(Data supplied):
━━━

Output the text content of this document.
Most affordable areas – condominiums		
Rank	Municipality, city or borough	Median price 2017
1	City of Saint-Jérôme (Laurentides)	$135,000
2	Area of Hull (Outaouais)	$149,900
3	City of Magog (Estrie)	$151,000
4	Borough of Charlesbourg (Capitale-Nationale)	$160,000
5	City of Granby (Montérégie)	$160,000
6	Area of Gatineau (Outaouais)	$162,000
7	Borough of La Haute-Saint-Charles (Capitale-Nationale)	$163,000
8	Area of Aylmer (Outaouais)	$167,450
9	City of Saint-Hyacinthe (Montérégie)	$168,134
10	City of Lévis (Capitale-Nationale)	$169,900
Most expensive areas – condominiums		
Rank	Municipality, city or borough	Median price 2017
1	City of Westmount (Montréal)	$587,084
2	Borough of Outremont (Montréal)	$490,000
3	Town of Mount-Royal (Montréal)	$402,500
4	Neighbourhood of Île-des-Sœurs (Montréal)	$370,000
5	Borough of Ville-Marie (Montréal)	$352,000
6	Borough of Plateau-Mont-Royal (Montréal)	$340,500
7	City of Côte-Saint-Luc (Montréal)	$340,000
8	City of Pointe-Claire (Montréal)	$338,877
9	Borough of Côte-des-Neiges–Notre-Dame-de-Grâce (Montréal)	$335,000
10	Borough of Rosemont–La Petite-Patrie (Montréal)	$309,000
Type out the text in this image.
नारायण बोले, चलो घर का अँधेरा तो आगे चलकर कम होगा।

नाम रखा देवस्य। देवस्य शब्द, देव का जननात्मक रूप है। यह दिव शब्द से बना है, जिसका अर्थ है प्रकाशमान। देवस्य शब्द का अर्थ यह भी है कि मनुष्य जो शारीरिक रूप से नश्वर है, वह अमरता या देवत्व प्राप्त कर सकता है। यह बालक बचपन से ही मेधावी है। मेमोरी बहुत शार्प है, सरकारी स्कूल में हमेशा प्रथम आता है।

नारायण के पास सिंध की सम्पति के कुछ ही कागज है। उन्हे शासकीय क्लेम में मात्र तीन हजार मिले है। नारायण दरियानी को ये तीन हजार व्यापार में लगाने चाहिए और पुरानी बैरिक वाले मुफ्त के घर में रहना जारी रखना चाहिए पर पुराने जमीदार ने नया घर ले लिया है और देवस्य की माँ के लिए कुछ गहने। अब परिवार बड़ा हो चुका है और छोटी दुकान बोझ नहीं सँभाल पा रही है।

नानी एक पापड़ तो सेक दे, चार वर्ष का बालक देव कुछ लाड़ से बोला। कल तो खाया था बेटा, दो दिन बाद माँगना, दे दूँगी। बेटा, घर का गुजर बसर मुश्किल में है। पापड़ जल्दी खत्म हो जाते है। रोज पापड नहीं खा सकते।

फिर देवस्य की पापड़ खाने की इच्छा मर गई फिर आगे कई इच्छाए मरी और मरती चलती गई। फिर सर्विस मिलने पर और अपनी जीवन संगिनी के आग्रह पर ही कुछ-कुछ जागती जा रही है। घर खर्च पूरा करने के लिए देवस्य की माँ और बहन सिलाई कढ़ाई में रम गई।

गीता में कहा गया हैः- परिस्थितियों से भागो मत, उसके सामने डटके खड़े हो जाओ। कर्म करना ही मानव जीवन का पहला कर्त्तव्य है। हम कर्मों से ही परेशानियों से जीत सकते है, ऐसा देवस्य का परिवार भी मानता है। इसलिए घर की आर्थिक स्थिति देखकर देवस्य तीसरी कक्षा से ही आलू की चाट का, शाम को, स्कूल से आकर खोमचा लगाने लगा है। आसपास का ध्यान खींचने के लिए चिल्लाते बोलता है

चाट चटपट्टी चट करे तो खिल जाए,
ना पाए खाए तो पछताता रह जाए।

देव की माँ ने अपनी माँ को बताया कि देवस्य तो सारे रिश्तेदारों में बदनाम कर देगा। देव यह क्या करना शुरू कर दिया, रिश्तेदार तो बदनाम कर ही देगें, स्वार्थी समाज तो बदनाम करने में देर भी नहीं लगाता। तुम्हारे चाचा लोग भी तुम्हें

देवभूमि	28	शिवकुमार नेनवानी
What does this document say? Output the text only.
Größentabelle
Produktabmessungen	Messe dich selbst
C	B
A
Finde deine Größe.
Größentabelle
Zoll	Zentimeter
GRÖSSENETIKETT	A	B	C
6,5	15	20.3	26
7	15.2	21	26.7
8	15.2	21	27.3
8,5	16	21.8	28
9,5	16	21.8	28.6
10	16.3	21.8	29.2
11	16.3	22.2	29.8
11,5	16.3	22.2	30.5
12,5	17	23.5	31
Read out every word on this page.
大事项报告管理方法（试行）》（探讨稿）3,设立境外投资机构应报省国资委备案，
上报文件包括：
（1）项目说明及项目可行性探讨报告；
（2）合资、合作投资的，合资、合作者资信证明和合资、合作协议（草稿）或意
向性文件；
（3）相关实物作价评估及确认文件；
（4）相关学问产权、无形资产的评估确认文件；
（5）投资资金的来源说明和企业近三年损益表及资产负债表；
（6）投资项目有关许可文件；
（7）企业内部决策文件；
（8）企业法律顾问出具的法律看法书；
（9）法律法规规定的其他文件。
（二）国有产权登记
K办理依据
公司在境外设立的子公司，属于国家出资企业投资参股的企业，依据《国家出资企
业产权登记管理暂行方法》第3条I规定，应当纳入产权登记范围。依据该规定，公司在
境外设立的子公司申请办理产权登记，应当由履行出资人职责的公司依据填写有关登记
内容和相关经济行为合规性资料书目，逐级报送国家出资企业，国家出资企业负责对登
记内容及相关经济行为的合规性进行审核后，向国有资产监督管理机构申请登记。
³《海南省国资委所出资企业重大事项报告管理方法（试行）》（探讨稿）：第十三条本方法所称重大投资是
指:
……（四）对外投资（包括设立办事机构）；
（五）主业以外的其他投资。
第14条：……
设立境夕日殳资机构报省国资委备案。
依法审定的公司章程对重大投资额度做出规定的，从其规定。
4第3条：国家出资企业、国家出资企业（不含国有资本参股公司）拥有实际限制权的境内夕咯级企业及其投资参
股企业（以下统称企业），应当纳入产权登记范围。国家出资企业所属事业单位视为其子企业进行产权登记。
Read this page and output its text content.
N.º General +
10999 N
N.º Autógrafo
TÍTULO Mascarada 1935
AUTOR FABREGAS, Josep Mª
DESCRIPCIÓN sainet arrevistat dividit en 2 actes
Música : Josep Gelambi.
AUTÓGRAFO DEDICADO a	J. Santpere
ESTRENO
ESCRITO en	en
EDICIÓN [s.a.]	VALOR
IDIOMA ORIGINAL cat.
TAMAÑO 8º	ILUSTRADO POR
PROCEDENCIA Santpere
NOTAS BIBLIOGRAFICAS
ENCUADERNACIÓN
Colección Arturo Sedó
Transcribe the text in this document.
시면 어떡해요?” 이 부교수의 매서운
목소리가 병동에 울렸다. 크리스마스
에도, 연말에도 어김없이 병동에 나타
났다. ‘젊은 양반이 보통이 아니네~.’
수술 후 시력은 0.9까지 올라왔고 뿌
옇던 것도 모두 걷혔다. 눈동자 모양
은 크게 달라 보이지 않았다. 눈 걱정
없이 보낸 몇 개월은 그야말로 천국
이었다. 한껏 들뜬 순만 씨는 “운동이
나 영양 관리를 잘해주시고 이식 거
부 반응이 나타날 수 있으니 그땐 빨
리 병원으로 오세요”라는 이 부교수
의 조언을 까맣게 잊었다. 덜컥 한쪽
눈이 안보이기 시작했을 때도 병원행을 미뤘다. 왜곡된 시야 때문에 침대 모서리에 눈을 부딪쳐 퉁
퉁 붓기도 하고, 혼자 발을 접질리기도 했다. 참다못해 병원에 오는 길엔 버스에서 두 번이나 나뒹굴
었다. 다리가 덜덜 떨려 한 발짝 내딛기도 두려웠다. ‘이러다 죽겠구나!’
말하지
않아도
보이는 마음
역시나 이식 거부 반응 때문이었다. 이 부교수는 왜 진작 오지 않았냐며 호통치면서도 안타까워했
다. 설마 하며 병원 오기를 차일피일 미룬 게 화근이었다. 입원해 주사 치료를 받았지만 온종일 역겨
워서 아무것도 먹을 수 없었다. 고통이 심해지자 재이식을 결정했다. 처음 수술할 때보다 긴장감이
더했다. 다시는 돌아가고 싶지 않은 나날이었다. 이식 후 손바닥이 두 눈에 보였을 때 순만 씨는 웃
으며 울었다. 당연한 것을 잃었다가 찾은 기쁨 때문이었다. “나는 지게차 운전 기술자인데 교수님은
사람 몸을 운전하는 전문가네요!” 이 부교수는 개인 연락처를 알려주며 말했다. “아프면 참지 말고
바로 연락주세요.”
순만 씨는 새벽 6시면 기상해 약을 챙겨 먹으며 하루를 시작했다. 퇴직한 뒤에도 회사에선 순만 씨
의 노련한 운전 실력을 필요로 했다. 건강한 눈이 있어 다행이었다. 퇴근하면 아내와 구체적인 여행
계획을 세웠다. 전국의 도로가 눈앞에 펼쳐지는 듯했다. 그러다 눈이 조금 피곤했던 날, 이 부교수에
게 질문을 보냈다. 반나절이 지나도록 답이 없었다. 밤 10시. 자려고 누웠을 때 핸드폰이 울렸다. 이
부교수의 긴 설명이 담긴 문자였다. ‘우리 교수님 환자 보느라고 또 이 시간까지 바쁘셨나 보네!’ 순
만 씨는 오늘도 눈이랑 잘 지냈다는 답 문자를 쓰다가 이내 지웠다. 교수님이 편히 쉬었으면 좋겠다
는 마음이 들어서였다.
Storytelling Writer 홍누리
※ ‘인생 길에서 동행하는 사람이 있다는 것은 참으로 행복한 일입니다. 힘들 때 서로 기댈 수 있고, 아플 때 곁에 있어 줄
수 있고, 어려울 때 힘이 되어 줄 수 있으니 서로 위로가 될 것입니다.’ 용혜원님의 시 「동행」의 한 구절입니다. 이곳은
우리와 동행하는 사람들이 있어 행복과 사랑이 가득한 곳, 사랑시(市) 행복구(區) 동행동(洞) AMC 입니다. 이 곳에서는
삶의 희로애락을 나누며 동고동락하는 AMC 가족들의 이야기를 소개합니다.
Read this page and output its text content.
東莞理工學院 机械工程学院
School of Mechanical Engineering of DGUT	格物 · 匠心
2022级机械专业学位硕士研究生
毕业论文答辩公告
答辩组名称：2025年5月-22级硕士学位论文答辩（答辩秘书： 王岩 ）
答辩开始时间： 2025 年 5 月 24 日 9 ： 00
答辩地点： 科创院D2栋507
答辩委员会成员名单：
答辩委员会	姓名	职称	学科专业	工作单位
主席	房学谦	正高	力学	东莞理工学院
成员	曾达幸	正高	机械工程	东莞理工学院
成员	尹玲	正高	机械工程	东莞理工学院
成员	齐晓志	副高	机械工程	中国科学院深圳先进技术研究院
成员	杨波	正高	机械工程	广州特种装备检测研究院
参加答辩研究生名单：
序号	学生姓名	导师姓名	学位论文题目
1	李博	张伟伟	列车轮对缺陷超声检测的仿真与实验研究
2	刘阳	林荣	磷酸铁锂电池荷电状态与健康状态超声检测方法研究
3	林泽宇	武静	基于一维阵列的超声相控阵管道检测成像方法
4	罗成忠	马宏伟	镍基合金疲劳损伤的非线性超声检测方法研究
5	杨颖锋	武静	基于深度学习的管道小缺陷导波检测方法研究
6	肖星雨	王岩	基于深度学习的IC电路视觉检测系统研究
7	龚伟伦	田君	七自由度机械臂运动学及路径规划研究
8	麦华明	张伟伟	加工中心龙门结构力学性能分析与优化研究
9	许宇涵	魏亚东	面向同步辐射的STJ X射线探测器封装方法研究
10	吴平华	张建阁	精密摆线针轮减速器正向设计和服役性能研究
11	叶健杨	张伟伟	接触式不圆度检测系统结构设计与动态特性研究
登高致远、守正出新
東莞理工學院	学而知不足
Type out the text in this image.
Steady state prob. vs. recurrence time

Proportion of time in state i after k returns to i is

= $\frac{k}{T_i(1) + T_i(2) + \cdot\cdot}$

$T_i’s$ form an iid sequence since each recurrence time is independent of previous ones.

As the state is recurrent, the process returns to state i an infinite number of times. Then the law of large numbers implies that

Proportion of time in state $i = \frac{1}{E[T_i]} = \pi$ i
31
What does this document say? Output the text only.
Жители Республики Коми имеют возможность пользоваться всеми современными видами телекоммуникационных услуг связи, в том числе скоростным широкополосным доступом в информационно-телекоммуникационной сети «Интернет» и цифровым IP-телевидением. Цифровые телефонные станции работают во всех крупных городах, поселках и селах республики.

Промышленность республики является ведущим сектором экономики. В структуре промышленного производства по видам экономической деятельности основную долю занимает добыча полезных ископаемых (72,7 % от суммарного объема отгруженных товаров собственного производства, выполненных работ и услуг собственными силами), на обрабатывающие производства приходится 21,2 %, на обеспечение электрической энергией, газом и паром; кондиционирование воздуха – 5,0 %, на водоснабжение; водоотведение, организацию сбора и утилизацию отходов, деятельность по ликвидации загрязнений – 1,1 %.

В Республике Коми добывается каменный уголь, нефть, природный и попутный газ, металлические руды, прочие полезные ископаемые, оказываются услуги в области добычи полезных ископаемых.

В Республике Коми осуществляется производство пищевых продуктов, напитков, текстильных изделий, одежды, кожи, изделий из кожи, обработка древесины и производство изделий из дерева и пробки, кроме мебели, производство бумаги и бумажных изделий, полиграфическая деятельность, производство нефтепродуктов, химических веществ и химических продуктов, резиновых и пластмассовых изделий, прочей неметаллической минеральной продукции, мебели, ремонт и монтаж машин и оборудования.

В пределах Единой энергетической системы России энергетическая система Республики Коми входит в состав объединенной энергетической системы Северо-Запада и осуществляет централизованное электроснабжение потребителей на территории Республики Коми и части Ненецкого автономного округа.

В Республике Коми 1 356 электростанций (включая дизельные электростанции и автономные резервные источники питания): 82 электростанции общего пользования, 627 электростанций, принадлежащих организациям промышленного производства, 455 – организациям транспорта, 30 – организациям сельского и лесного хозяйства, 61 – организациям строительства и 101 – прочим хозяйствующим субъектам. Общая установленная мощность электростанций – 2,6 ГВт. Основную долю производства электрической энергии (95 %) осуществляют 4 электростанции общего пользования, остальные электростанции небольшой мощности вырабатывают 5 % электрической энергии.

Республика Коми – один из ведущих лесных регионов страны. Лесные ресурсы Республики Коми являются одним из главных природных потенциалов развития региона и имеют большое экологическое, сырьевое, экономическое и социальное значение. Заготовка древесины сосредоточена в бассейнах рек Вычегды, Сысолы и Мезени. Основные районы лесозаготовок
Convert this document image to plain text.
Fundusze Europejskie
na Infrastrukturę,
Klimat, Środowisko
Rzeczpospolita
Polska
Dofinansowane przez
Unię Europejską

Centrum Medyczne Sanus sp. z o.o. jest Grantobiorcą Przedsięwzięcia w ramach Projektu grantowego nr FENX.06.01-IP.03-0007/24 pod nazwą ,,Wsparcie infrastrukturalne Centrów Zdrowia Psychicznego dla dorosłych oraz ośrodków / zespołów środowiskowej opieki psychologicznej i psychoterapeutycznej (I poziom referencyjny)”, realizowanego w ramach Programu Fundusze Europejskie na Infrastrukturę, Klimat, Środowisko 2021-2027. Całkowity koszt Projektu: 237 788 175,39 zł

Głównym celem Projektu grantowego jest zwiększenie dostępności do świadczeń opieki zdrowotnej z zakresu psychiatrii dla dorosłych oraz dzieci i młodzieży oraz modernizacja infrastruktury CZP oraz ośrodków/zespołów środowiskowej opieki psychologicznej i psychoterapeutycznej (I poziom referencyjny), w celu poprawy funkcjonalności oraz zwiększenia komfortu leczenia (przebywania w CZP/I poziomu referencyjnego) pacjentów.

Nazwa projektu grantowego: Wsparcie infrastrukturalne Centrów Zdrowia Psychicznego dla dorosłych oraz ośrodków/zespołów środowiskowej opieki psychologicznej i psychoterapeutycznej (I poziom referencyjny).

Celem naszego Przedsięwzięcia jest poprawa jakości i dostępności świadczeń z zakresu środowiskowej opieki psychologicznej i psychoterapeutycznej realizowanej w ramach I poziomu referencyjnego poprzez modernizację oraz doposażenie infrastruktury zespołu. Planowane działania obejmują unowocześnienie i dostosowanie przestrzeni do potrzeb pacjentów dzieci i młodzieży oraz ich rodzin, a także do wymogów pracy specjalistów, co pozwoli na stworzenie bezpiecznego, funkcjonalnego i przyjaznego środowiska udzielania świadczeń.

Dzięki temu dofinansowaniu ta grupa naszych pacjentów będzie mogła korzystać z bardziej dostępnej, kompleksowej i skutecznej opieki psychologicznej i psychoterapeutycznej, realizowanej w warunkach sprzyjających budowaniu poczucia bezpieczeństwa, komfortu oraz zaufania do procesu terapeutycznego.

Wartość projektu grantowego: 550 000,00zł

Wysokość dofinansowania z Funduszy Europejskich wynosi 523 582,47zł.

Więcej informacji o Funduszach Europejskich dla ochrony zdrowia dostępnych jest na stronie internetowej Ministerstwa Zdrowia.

━━━

(What is expected):
In the listing, find each line with the string "Josep" and copy it.

(Result for this exercise):
AUTOR FABREGAS, Josep Mª
Música : Josep Gelambi.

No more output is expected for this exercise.